Stored records:
· · · · ·
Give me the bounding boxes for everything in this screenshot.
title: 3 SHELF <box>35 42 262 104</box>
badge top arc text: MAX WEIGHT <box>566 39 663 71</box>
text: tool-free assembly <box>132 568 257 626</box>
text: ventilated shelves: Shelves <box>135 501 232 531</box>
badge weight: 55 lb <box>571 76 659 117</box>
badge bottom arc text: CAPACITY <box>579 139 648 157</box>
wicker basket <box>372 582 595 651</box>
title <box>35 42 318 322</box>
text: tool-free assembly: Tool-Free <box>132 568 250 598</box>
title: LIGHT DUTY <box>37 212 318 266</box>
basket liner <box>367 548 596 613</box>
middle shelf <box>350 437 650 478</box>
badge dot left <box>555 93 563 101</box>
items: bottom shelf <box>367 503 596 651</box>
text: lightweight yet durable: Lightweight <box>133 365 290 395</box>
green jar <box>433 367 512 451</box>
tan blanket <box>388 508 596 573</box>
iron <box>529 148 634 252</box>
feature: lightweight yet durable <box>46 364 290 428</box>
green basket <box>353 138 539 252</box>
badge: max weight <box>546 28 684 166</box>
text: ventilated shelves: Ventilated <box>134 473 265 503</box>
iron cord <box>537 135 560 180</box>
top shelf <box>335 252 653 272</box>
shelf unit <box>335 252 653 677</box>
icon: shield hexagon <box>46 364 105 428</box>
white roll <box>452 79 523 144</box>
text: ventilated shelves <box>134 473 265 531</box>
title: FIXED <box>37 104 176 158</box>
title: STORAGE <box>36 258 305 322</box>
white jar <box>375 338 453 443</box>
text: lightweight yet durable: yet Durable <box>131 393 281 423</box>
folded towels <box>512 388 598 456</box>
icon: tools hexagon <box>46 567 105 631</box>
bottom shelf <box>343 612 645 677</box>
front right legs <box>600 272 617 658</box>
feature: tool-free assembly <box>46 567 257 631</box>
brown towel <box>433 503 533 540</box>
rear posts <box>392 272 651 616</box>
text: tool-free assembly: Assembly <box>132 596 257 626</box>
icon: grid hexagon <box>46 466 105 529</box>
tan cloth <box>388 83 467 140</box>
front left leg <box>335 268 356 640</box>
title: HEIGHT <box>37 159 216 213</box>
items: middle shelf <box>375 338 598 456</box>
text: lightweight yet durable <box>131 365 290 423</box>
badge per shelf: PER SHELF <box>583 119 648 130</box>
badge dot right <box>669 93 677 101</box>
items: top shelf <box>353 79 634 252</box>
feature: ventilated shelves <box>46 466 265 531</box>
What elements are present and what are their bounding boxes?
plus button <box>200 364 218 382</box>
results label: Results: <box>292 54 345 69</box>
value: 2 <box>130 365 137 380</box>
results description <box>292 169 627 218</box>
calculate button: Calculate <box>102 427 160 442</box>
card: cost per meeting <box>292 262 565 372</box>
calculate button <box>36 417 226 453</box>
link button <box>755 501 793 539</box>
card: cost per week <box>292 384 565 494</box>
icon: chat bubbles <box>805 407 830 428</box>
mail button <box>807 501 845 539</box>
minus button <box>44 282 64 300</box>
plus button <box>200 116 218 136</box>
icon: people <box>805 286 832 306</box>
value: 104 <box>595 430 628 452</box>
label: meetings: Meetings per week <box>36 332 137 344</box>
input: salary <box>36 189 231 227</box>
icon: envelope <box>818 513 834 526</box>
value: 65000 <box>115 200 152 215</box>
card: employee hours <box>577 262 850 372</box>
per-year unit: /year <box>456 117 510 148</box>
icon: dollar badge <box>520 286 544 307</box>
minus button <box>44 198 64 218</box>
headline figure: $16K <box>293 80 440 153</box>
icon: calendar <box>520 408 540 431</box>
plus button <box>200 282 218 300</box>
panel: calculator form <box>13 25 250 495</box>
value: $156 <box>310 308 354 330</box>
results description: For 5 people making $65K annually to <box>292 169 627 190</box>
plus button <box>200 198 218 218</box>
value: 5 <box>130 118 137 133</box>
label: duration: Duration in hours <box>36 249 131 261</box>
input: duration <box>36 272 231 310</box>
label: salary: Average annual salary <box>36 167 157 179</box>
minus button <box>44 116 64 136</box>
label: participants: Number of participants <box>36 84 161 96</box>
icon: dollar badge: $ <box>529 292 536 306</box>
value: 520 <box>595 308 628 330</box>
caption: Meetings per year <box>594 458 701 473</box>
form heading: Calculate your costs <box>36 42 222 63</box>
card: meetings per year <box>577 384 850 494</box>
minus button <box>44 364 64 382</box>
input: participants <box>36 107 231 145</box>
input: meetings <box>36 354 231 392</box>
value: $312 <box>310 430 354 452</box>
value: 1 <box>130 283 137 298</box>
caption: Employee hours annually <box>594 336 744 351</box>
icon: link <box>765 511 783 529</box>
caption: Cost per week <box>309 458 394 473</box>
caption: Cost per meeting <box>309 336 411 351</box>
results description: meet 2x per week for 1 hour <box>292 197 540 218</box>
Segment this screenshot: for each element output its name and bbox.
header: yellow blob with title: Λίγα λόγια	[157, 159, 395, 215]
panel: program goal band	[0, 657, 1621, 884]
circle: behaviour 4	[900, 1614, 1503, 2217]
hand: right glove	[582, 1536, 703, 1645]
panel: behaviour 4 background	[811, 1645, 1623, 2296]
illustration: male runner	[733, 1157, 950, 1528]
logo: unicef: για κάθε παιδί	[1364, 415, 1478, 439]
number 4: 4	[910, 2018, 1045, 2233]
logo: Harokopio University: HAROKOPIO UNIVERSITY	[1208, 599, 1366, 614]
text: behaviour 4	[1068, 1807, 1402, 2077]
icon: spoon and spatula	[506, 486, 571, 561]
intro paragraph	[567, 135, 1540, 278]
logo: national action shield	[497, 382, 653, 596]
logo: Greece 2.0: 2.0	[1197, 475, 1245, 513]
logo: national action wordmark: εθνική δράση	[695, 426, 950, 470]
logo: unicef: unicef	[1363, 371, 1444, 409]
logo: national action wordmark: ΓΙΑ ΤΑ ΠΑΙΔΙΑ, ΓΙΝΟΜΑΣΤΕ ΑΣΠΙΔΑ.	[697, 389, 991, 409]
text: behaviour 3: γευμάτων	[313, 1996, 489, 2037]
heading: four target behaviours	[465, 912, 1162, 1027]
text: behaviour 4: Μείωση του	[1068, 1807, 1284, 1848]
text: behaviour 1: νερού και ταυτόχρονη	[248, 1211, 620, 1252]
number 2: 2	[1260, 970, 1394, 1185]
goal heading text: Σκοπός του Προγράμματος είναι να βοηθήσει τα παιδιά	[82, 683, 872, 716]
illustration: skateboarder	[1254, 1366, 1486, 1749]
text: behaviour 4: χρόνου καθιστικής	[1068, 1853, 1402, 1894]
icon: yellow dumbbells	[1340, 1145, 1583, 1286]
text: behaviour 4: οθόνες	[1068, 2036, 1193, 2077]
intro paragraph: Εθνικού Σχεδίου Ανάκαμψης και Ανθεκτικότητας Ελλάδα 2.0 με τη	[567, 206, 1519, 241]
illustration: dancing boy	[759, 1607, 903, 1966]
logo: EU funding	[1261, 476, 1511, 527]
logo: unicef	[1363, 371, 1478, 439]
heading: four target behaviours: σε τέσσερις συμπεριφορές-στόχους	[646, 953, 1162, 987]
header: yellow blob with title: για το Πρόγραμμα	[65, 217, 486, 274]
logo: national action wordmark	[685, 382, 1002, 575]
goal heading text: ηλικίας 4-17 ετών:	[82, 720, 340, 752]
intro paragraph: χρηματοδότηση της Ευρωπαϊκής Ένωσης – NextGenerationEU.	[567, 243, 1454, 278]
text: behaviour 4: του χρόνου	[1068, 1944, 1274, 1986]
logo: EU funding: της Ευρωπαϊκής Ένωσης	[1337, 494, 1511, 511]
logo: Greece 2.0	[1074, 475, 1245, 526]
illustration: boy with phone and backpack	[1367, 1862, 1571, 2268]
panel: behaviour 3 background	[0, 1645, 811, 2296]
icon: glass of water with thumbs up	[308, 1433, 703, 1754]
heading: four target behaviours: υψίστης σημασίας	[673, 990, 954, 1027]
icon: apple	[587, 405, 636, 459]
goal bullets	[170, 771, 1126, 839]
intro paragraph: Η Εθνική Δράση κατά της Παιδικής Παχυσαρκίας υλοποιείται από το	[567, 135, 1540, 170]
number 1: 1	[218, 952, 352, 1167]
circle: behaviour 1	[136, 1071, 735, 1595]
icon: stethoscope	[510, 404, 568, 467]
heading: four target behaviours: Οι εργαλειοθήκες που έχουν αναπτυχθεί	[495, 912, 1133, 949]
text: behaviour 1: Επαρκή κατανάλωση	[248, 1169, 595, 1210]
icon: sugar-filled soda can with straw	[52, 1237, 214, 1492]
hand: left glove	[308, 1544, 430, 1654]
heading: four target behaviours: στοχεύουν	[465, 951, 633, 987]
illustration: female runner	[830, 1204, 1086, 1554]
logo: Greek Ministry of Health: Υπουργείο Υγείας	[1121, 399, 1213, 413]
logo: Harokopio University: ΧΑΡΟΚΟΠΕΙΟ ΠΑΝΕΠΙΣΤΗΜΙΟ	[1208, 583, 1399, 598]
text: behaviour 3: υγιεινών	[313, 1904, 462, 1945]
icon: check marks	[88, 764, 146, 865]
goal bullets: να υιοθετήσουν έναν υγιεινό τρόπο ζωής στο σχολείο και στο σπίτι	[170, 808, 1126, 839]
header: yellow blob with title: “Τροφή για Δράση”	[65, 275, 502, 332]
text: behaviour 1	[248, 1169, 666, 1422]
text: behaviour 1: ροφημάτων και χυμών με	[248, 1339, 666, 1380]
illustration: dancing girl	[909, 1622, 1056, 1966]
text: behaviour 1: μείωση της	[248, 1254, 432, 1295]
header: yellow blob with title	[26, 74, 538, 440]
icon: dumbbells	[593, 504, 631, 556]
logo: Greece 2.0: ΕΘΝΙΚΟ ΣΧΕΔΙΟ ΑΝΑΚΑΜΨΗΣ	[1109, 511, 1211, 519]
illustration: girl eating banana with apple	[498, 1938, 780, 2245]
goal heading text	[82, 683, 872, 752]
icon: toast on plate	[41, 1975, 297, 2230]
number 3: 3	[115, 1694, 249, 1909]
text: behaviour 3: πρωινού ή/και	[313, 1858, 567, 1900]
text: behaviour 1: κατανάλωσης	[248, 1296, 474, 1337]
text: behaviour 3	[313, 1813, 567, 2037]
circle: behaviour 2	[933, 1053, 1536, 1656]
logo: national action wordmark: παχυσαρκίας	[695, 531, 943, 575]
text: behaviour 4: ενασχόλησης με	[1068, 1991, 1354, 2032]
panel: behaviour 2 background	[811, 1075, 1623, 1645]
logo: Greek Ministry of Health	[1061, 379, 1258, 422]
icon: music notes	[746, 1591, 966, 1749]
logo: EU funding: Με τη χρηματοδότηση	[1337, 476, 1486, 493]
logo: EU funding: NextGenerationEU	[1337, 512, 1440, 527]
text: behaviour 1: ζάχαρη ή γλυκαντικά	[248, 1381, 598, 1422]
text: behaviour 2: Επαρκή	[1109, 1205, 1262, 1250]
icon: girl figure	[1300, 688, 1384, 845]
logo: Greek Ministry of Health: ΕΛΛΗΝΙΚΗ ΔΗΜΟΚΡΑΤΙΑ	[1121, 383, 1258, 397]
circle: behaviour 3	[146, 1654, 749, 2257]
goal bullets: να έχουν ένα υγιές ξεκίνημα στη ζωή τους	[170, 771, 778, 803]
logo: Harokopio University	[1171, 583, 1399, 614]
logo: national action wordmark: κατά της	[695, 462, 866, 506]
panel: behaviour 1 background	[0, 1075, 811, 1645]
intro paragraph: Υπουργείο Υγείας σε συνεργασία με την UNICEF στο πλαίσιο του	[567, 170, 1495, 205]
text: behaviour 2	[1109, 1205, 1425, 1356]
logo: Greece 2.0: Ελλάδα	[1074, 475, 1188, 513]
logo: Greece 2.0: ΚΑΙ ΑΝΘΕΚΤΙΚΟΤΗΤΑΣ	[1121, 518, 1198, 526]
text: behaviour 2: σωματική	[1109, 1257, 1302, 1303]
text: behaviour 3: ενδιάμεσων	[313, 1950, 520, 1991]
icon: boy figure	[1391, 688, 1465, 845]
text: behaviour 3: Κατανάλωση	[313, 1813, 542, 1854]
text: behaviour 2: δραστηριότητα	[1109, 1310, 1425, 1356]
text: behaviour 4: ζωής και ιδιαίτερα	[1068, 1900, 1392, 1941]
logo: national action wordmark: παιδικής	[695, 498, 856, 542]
· · · · ·
INSTRUCTIONS TO FOLLOW:
Render the stretch from the start of the entries through the line containing "iron cord <box>537 135 560 180</box>" as a Markdown table with the columns Row and Line. Put the row number under Row and the line under Line, and leave out any blank lines.

WRITTEN RESPONSE:
| Row | Line |
|---|---|
| 1 | Give me the bounding boxes for everything in this screenshot. |
| 2 | title: 3 SHELF <box>35 42 262 104</box> |
| 3 | badge top arc text: MAX WEIGHT <box>566 39 663 71</box> |
| 4 | text: tool-free assembly <box>132 568 257 626</box> |
| 5 | text: ventilated shelves: Shelves <box>135 501 232 531</box> |
| 6 | badge weight: 55 lb <box>571 76 659 117</box> |
| 7 | badge bottom arc text: CAPACITY <box>579 139 648 157</box> |
| 8 | wicker basket <box>372 582 595 651</box> |
| 9 | title <box>35 42 318 322</box> |
| 10 | text: tool-free assembly: Tool-Free <box>132 568 250 598</box> |
| 11 | title: LIGHT DUTY <box>37 212 318 266</box> |
| 12 | basket liner <box>367 548 596 613</box> |
| 13 | middle shelf <box>350 437 650 478</box> |
| 14 | badge dot left <box>555 93 563 101</box> |
| 15 | items: bottom shelf <box>367 503 596 651</box> |
| 16 | text: lightweight yet durable: Lightweight <box>133 365 290 395</box> |
| 17 | green jar <box>433 367 512 451</box> |
| 18 | tan blanket <box>388 508 596 573</box> |
| 19 | iron <box>529 148 634 252</box> |
| 20 | feature: lightweight yet durable <box>46 364 290 428</box> |
| 21 | green basket <box>353 138 539 252</box> |
| 22 | badge: max weight <box>546 28 684 166</box> |
| 23 | text: ventilated shelves: Ventilated <box>134 473 265 503</box> |
| 24 | iron cord <box>537 135 560 180</box> |